Recorded data
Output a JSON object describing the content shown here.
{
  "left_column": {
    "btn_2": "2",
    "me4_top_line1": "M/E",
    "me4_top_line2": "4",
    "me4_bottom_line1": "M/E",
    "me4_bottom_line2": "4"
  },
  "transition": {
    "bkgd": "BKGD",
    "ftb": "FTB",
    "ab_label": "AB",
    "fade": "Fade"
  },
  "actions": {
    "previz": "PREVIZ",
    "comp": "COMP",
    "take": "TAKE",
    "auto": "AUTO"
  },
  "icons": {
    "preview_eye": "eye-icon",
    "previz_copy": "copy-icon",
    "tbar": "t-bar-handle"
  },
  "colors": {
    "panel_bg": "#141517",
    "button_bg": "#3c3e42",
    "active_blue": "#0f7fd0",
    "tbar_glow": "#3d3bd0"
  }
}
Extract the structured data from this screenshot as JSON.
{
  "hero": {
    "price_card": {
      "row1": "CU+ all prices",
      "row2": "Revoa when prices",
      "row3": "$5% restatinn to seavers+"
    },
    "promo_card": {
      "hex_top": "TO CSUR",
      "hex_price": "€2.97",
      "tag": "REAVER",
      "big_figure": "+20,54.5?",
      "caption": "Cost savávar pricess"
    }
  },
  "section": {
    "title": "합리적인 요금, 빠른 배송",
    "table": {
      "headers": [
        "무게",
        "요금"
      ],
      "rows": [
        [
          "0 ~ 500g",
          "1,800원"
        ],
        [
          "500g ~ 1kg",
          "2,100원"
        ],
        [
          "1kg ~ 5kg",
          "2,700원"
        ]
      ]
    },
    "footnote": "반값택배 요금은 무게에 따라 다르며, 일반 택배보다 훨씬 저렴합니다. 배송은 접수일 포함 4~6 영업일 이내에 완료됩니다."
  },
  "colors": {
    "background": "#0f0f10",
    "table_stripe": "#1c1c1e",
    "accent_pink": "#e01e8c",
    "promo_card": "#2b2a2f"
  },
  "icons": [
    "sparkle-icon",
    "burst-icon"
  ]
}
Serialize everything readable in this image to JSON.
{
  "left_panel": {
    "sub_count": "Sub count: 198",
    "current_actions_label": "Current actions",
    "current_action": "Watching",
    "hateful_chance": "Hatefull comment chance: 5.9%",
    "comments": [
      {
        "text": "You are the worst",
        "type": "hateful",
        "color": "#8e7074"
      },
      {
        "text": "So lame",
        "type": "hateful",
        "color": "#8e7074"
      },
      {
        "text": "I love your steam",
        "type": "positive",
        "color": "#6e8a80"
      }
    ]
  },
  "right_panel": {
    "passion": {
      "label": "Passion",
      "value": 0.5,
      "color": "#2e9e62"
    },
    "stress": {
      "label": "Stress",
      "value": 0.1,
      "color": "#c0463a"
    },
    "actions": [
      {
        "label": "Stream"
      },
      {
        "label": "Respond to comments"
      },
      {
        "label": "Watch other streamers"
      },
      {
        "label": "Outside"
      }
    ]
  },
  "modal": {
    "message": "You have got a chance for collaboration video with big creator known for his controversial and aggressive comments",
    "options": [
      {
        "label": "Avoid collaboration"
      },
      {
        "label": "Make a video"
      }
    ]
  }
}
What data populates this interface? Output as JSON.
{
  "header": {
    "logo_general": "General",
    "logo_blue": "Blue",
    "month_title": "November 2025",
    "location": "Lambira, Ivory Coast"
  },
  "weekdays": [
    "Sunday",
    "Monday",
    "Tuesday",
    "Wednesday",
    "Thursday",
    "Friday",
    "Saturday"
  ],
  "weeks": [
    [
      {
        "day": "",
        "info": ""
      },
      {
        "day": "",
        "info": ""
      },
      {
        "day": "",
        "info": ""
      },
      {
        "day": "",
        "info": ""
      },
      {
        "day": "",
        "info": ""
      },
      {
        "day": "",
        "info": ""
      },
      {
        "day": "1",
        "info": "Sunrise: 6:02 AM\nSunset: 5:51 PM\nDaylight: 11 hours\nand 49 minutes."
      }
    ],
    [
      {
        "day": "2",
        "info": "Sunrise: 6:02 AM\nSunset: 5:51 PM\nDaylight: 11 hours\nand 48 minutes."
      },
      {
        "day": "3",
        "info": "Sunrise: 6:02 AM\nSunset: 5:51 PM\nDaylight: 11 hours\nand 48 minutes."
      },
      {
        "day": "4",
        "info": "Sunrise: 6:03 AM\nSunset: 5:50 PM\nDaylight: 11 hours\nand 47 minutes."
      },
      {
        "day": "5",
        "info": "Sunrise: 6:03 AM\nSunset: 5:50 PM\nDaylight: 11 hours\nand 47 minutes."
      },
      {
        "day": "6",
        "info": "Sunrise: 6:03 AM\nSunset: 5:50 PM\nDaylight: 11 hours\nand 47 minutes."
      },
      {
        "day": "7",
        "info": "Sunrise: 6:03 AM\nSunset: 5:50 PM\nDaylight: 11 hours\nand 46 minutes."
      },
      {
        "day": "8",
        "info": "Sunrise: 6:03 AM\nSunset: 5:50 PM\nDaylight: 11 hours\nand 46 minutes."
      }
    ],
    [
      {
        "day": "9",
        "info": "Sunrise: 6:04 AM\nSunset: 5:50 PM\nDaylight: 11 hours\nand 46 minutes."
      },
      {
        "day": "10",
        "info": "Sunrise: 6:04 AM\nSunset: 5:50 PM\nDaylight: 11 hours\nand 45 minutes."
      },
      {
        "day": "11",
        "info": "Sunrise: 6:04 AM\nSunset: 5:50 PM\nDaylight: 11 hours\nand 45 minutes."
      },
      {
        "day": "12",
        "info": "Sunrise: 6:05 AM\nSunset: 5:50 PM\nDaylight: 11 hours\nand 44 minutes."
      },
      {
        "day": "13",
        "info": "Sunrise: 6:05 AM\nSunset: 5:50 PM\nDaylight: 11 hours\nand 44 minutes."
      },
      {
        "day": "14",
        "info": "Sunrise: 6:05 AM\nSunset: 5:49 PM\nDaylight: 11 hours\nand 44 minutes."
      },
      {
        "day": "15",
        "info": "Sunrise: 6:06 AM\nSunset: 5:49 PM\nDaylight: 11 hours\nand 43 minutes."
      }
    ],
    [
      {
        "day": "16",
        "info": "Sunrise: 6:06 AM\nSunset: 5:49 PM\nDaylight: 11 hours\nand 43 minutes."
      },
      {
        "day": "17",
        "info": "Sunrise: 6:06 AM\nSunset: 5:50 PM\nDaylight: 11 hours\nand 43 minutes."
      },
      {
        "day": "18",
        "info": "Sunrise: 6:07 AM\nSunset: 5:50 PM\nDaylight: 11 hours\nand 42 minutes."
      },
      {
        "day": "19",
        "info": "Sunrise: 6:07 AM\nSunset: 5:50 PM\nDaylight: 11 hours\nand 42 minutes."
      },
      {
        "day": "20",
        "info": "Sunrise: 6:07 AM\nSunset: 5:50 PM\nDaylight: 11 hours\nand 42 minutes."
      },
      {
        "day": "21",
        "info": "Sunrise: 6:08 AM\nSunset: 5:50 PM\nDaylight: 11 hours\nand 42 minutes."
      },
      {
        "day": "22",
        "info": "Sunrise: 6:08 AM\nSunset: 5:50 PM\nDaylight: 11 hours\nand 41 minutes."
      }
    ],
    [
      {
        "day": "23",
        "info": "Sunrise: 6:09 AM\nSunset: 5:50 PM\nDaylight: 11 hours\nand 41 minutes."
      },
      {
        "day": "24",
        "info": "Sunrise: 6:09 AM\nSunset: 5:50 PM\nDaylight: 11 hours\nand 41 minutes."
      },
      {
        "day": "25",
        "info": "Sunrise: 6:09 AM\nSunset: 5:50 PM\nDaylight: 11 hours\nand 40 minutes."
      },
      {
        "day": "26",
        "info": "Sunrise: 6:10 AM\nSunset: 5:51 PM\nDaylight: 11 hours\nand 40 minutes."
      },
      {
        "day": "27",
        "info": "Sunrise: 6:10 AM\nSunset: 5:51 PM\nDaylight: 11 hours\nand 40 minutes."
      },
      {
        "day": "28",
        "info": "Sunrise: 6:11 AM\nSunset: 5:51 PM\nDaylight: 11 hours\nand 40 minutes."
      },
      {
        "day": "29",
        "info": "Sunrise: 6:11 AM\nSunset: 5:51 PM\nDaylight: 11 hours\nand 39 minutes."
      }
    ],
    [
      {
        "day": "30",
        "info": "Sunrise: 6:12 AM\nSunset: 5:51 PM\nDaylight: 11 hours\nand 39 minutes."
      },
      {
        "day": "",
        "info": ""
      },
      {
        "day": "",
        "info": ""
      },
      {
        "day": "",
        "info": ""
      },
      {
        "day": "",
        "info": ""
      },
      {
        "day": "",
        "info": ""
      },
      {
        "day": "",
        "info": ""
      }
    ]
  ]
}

-- Task brief --
Copy out every line of the listing that contains the string "Output".

-- Answer --
Output a JSON object describing the content shown here.
What data populates this interface? Output as JSON.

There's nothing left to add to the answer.